Among the lines of these entries, how many hold the word "paper"? State only the number.

Begin RECORDS FOR THE EXERCISE

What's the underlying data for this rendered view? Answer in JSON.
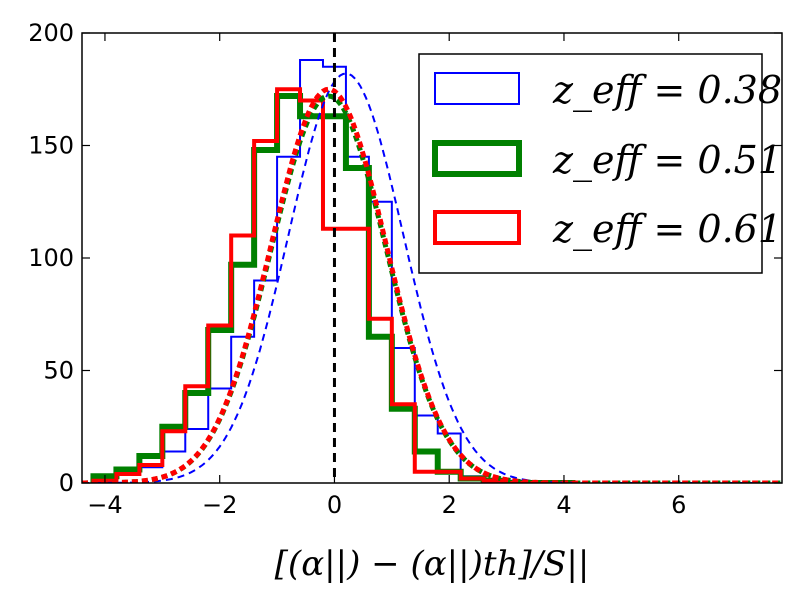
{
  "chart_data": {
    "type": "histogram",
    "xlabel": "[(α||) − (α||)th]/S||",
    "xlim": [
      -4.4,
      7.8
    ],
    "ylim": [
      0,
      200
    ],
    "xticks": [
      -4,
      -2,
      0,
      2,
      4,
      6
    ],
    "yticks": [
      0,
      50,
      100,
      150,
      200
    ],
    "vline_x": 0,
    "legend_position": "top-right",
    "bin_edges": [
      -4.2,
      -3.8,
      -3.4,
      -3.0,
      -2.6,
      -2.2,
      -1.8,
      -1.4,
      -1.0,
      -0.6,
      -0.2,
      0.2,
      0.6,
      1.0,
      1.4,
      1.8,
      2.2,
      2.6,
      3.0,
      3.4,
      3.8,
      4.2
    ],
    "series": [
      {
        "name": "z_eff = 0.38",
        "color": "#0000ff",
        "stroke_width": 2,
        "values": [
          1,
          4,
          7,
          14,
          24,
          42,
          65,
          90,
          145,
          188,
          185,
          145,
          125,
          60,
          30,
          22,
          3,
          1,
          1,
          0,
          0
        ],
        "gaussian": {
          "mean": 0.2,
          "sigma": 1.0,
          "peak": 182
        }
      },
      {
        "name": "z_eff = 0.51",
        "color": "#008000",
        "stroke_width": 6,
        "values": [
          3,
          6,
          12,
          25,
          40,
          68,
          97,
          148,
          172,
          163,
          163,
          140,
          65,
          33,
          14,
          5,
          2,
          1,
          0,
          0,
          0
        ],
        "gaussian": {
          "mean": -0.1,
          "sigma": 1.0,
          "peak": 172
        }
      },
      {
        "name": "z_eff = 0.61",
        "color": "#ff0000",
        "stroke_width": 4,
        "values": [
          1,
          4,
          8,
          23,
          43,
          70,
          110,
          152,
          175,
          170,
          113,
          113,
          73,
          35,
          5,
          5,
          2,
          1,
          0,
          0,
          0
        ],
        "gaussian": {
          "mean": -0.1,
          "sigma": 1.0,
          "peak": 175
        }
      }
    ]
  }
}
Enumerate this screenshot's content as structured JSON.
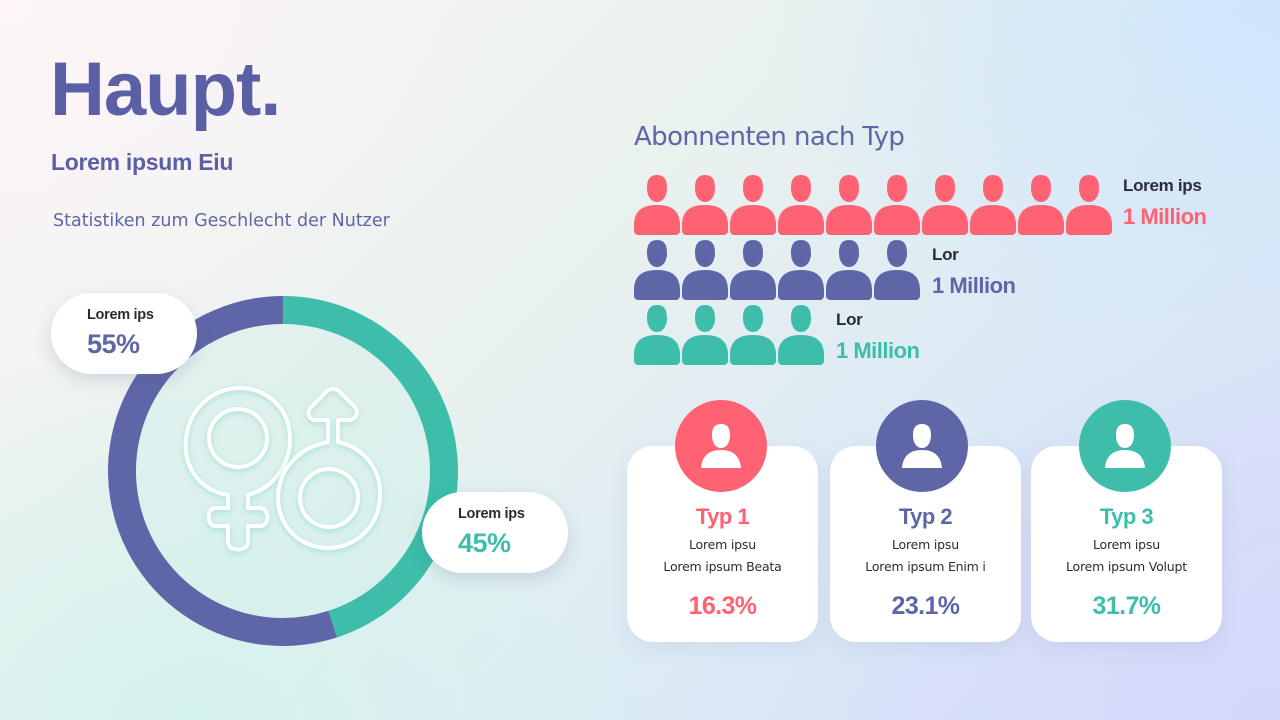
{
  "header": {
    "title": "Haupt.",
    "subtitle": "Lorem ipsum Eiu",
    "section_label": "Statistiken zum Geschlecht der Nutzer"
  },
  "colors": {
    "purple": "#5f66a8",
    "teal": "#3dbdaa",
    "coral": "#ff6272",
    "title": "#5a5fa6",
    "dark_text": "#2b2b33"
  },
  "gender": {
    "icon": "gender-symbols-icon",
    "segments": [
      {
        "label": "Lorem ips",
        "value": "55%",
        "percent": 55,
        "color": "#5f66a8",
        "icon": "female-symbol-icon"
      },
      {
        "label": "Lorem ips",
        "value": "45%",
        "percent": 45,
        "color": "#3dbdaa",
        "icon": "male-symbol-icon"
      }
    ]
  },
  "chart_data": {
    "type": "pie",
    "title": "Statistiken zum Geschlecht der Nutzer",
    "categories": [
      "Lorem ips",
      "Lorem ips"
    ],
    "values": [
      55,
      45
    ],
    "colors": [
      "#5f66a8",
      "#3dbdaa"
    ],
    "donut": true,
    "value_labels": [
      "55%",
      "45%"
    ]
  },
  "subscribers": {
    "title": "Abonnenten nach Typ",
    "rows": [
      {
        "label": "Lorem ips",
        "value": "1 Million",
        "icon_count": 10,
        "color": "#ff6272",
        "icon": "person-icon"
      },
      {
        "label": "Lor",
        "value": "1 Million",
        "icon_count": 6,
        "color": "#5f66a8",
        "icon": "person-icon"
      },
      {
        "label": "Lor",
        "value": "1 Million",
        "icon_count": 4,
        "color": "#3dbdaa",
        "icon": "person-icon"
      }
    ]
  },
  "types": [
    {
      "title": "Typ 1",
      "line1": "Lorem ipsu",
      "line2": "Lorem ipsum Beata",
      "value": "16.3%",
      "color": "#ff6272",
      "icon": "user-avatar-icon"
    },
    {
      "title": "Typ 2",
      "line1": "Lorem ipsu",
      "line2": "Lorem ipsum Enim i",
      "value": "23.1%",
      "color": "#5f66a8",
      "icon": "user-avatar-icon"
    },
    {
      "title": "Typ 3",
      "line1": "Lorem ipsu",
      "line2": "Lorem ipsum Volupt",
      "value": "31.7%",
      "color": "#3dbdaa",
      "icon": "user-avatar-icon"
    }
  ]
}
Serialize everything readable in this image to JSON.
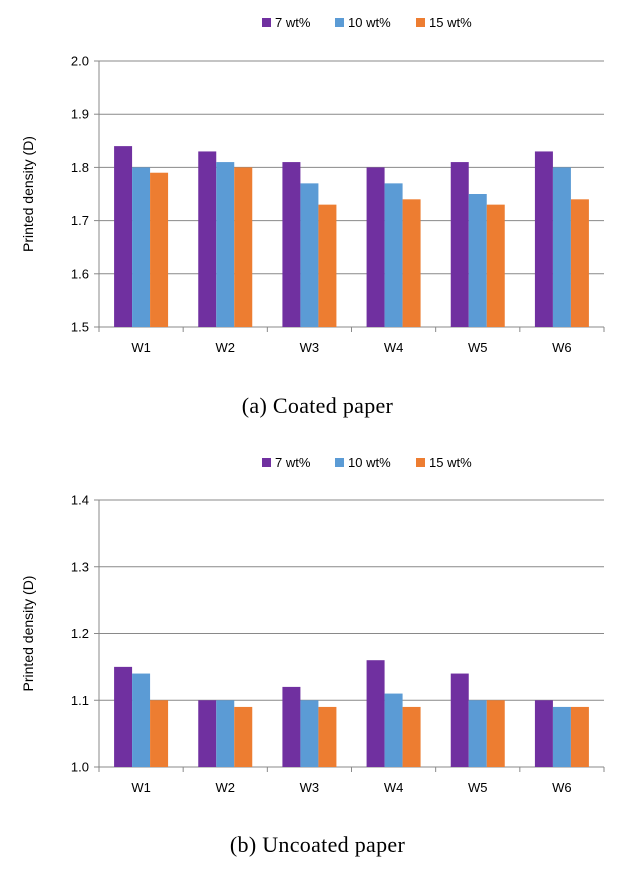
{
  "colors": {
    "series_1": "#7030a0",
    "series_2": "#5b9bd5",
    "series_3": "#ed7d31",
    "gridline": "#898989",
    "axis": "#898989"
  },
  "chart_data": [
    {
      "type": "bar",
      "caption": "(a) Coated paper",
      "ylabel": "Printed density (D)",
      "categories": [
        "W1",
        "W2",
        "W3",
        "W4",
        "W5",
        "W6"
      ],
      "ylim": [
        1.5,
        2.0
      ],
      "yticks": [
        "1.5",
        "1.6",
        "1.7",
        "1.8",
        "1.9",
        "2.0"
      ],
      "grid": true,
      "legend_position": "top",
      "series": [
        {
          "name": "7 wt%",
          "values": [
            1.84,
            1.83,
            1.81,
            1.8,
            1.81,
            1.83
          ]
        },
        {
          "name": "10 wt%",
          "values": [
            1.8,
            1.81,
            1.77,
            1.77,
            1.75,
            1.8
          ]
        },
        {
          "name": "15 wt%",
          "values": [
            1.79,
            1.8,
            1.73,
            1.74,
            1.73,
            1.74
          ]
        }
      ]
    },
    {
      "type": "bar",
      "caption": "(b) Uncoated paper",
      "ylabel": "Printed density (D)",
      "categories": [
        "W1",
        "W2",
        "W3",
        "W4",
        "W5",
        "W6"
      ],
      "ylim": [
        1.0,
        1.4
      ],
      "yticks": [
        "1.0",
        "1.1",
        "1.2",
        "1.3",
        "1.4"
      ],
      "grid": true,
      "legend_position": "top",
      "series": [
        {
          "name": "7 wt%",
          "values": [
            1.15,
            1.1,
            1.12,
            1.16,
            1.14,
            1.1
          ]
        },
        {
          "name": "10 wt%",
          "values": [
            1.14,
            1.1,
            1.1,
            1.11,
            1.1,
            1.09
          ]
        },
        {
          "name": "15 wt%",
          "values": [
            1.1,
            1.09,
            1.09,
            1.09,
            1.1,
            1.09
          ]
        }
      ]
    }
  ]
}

End RECORDS FOR THE EXERCISE
Begin RECORDS FOR THE EXERCISE

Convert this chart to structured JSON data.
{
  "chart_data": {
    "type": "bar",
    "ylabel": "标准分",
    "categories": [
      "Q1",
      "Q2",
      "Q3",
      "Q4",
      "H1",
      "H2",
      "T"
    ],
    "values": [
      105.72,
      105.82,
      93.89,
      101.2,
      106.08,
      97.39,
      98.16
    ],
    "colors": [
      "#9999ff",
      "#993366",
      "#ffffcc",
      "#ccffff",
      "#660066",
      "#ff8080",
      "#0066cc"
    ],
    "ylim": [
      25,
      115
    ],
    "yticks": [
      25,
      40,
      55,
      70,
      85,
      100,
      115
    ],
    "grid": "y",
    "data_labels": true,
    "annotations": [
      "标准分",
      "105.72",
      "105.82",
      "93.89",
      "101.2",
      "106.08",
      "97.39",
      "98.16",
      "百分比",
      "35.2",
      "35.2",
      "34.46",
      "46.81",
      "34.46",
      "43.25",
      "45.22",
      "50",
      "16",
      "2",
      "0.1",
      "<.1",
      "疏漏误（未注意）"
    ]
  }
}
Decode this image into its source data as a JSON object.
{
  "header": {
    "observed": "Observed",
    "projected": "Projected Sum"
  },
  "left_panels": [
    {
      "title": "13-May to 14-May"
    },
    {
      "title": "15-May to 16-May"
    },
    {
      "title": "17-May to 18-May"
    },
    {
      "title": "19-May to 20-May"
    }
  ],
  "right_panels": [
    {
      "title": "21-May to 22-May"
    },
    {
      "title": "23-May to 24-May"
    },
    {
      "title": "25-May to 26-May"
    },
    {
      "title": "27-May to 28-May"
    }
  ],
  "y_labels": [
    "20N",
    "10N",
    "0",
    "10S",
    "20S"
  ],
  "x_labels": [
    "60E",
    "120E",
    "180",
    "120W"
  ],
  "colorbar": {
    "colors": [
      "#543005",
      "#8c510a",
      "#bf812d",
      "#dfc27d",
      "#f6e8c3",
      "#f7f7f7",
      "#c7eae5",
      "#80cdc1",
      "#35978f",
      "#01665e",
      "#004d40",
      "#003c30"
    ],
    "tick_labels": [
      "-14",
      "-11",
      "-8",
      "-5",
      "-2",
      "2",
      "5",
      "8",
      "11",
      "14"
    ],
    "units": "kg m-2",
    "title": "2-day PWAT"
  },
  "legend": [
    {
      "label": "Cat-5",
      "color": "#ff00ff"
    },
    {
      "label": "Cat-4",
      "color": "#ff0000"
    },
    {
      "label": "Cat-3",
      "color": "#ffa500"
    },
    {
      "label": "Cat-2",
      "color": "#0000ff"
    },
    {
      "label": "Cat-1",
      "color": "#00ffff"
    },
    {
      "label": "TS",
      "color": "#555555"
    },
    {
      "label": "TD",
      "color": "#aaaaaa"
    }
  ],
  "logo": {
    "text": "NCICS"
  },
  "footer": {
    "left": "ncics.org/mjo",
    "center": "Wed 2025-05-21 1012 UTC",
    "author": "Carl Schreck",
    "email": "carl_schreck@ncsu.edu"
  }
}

End RECORDS FOR THE EXERCISE

**TASK RESULT**
2